▸ EXERCISE AIM
Each line containing the word "Geschäftsführer" needs to be copied.

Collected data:
━━━━
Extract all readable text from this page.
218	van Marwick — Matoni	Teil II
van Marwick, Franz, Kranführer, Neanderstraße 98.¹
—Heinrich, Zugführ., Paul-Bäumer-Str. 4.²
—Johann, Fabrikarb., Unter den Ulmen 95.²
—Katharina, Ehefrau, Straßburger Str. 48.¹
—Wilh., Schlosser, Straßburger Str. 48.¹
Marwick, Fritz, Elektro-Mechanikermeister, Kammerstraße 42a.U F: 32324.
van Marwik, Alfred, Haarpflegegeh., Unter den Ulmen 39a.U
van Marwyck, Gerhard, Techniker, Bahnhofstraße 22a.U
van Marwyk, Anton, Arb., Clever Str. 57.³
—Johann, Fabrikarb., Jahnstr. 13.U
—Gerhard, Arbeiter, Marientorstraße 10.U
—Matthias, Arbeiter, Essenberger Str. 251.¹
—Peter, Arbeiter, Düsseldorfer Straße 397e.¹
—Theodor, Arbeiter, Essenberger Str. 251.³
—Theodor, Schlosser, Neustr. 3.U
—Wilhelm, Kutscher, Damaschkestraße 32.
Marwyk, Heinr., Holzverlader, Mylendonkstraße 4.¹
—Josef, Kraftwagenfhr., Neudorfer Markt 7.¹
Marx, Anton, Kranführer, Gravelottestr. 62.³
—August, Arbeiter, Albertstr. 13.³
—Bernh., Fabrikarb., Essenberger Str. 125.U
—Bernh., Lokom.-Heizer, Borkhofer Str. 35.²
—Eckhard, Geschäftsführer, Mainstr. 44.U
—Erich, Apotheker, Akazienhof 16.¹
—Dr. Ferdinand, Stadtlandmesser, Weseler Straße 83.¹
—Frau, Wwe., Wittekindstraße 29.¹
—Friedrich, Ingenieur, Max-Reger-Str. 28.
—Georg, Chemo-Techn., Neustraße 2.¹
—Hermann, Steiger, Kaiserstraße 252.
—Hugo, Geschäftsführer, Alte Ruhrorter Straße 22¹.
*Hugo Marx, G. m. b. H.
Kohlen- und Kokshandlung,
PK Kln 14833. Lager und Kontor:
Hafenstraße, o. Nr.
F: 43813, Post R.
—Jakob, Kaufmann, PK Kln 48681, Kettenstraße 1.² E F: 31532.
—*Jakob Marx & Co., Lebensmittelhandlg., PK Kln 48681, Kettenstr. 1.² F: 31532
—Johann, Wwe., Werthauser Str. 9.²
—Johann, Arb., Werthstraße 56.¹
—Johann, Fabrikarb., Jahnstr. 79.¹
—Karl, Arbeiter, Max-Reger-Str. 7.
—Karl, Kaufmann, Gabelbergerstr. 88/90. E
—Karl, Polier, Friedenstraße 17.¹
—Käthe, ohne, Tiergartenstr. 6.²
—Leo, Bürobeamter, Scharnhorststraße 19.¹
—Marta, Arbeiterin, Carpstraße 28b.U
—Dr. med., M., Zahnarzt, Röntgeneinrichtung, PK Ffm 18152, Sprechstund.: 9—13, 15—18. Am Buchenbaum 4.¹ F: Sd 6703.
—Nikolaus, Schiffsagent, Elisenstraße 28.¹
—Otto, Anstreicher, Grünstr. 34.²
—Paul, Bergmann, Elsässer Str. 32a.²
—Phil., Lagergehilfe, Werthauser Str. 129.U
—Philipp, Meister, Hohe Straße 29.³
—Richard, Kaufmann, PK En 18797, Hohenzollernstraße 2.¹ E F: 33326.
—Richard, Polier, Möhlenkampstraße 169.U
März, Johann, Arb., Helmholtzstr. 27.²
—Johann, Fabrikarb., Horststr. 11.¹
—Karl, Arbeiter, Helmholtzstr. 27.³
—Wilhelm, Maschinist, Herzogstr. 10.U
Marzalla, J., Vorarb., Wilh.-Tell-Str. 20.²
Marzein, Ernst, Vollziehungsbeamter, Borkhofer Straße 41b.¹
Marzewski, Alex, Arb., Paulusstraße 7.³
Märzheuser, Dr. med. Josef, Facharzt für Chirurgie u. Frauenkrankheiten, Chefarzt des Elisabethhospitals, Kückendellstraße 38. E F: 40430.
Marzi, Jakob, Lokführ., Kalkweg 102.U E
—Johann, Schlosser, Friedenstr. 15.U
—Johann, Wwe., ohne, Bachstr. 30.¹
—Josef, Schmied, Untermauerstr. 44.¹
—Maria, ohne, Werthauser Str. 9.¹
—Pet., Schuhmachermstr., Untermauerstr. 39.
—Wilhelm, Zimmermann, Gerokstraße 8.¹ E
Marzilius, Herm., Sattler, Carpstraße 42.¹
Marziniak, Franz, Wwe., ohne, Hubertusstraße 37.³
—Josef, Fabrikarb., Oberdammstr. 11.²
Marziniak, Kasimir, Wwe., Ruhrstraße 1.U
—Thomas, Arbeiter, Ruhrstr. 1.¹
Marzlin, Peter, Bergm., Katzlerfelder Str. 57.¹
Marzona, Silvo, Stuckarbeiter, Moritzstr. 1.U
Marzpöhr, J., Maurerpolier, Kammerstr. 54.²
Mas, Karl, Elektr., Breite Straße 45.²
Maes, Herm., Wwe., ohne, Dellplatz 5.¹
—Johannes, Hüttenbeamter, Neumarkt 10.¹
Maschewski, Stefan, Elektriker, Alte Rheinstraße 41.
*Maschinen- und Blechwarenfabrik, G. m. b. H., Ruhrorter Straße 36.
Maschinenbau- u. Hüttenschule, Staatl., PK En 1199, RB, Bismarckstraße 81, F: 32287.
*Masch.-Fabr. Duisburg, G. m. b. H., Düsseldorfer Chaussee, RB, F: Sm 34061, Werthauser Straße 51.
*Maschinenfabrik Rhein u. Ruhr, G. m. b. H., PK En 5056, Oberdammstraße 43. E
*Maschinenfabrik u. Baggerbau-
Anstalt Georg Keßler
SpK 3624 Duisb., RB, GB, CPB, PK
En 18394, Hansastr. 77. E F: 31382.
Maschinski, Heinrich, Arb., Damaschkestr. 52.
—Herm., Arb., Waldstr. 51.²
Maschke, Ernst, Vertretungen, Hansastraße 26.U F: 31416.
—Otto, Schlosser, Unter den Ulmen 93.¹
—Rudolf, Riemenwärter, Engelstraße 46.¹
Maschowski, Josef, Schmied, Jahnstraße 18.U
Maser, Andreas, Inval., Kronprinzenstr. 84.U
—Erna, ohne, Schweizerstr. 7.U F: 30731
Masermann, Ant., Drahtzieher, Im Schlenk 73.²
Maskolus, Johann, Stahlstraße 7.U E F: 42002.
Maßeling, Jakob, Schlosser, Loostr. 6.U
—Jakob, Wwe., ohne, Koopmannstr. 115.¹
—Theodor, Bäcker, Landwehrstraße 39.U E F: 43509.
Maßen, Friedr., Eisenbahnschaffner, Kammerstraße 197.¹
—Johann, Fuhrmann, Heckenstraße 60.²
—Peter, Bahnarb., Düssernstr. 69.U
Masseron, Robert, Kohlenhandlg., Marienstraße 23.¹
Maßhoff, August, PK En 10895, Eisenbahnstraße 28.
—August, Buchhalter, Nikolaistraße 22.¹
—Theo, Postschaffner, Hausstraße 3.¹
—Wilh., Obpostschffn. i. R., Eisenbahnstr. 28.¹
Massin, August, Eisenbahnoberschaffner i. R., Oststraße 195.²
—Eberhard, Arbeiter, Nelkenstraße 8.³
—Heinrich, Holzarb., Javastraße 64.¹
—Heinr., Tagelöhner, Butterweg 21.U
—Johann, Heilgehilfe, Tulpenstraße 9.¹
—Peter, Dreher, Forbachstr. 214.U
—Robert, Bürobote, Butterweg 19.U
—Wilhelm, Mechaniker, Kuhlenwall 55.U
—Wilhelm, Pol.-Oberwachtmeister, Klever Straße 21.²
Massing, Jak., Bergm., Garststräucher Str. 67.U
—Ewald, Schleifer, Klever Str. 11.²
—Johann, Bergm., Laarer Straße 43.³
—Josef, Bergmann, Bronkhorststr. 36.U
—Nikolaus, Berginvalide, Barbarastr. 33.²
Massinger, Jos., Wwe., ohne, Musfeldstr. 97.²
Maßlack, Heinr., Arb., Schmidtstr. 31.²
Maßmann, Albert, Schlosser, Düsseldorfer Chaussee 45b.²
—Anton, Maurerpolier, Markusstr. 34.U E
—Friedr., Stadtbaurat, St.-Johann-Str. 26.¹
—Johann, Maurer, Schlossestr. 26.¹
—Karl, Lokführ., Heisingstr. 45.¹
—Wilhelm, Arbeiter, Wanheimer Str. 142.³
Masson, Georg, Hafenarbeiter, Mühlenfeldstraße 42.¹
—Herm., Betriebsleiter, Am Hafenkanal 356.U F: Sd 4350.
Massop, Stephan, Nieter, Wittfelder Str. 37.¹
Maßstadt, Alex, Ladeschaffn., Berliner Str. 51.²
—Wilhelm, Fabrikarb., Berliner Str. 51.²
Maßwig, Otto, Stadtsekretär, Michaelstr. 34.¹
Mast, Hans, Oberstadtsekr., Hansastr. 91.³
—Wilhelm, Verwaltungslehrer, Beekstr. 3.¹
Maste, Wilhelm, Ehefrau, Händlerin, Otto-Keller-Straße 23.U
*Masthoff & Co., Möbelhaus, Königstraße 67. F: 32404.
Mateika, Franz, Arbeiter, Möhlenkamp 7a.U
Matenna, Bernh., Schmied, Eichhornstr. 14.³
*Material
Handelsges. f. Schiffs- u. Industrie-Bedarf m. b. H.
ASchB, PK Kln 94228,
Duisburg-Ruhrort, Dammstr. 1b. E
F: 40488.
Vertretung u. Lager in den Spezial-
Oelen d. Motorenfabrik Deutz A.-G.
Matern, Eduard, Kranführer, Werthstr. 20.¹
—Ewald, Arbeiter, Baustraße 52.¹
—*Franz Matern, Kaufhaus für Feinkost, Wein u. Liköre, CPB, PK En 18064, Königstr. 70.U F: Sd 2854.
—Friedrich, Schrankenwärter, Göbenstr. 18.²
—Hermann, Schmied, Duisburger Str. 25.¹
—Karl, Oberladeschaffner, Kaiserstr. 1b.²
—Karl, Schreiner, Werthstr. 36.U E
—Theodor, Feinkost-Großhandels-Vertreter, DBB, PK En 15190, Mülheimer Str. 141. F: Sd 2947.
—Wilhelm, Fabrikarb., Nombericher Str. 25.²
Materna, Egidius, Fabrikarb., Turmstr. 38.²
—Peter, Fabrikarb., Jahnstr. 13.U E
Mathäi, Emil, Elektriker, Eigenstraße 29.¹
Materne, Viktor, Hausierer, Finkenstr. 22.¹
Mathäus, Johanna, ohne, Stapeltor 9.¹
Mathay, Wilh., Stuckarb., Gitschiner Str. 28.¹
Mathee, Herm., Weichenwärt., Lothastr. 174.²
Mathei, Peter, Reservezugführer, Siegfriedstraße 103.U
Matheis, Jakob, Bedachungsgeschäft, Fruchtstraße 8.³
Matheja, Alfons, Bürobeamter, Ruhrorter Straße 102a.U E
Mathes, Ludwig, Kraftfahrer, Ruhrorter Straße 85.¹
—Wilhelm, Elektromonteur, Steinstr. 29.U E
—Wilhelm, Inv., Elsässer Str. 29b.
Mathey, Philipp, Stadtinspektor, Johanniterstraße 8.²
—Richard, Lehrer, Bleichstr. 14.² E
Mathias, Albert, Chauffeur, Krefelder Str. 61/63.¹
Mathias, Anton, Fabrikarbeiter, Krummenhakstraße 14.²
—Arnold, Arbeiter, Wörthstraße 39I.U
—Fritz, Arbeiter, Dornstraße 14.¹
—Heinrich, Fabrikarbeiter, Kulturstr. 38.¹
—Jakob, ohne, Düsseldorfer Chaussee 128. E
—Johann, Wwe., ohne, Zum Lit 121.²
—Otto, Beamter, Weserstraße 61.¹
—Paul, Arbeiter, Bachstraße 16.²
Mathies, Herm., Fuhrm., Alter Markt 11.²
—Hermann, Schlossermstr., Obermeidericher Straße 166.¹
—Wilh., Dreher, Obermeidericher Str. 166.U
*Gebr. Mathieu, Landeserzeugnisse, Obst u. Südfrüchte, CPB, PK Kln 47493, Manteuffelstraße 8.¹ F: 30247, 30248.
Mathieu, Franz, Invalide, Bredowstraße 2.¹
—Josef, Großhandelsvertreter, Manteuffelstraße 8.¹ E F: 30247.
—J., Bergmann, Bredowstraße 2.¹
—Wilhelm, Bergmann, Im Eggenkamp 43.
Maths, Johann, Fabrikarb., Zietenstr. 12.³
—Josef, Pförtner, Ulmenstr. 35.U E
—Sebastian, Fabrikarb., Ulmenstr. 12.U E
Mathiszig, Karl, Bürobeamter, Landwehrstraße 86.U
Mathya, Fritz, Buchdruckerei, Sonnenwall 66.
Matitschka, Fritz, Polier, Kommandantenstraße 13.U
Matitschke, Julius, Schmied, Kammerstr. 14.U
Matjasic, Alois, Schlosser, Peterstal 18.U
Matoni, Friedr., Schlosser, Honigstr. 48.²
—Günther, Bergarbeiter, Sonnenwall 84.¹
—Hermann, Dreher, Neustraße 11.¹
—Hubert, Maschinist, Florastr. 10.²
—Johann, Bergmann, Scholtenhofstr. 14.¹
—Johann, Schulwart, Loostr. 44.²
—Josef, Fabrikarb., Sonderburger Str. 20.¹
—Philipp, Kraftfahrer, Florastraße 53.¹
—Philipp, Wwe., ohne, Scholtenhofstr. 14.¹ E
━━━━
▸ ANSWER FOR THE TASK
—Eckhard, Geschäftsführer, Mainstr. 44.U
—Hugo, Geschäftsführer, Alte Ruhrorter Straße 22¹.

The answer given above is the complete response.